→ Exercise directions
Restate the whole listing word for word. Pictures are left out.

Data items
■ ■ ■ ■
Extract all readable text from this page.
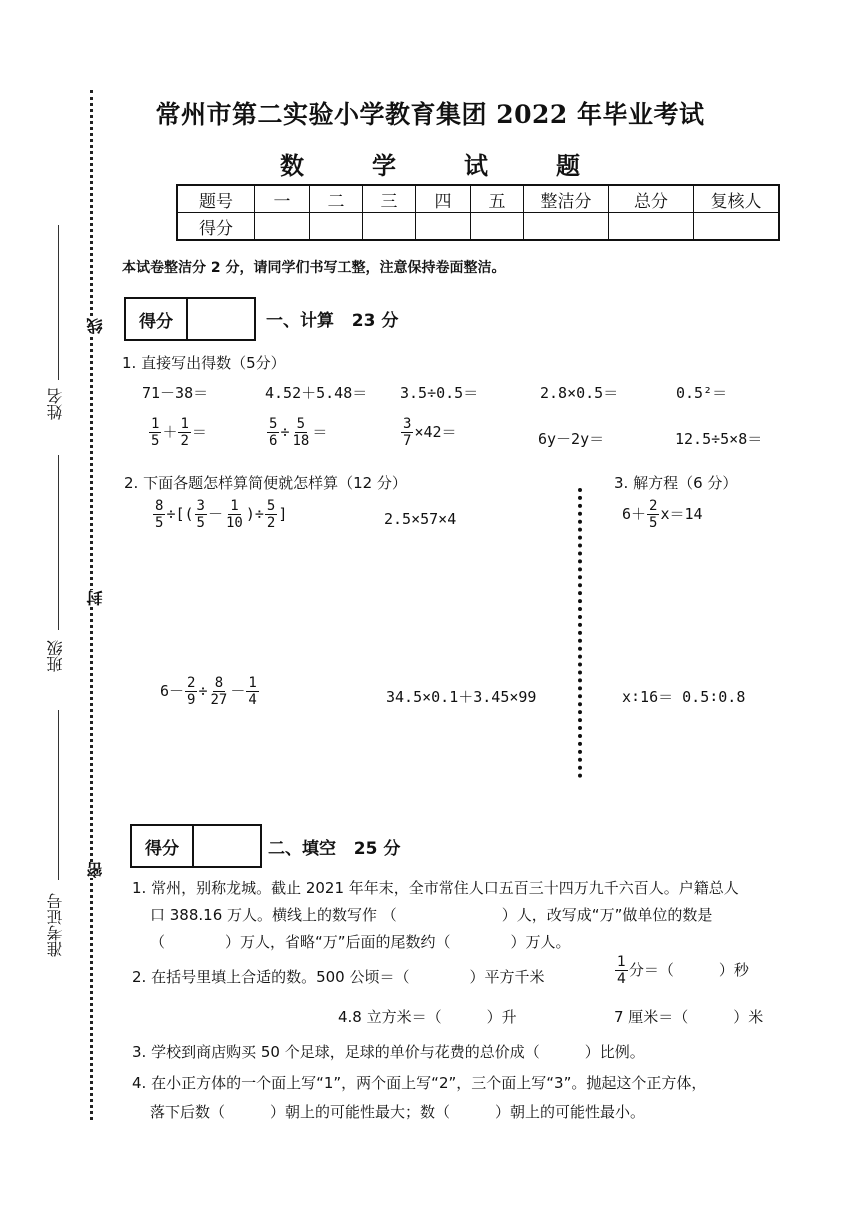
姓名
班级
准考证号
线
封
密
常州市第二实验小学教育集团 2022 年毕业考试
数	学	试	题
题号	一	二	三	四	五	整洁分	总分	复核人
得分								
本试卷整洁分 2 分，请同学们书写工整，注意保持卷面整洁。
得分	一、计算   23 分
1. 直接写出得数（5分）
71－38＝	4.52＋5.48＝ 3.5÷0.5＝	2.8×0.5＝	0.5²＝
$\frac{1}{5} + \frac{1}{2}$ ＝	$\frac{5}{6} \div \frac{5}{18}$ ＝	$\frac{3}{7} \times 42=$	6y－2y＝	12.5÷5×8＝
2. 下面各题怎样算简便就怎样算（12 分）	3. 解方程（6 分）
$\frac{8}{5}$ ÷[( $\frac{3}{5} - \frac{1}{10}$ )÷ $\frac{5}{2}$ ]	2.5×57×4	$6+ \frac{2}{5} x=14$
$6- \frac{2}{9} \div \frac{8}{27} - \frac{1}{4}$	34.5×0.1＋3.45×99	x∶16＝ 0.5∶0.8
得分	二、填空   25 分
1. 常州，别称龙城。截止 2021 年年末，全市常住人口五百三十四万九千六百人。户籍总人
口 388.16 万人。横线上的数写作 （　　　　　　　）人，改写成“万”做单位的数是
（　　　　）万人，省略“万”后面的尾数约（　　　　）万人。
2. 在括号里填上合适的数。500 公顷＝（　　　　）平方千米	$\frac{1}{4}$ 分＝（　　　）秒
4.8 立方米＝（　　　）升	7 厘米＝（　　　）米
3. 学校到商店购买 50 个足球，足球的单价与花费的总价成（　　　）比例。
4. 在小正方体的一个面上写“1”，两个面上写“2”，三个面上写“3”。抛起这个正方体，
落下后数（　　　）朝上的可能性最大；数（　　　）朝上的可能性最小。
■ ■ ■ ■
→ Worked answer
Extract all readable text from this page.
姓名
班级
准考证号
线
封
密
常州市第二实验小学教育集团 2022 年毕业考试
数	学	试	题
题号	一	二	三	四	五	整洁分	总分	复核人
得分								
本试卷整洁分 2 分，请同学们书写工整，注意保持卷面整洁。
得分	一、计算   23 分
1. 直接写出得数（5分）
71－38＝	4.52＋5.48＝ 3.5÷0.5＝	2.8×0.5＝	0.5²＝
$\frac{1}{5} + \frac{1}{2}$ ＝	$\frac{5}{6} \div \frac{5}{18}$ ＝	$\frac{3}{7} \times 42=$	6y－2y＝	12.5÷5×8＝
2. 下面各题怎样算简便就怎样算（12 分）	3. 解方程（6 分）
$\frac{8}{5}$ ÷[( $\frac{3}{5} - \frac{1}{10}$ )÷ $\frac{5}{2}$ ]	2.5×57×4	$6+ \frac{2}{5} x=14$
$6- \frac{2}{9} \div \frac{8}{27} - \frac{1}{4}$	34.5×0.1＋3.45×99	x∶16＝ 0.5∶0.8
得分	二、填空   25 分
1. 常州，别称龙城。截止 2021 年年末，全市常住人口五百三十四万九千六百人。户籍总人
口 388.16 万人。横线上的数写作 （　　　　　　　）人，改写成“万”做单位的数是
（　　　　）万人，省略“万”后面的尾数约（　　　　）万人。
2. 在括号里填上合适的数。500 公顷＝（　　　　）平方千米	$\frac{1}{4}$ 分＝（　　　）秒
4.8 立方米＝（　　　）升	7 厘米＝（　　　）米
3. 学校到商店购买 50 个足球，足球的单价与花费的总价成（　　　）比例。
4. 在小正方体的一个面上写“1”，两个面上写“2”，三个面上写“3”。抛起这个正方体，
落下后数（　　　）朝上的可能性最大；数（　　　）朝上的可能性最小。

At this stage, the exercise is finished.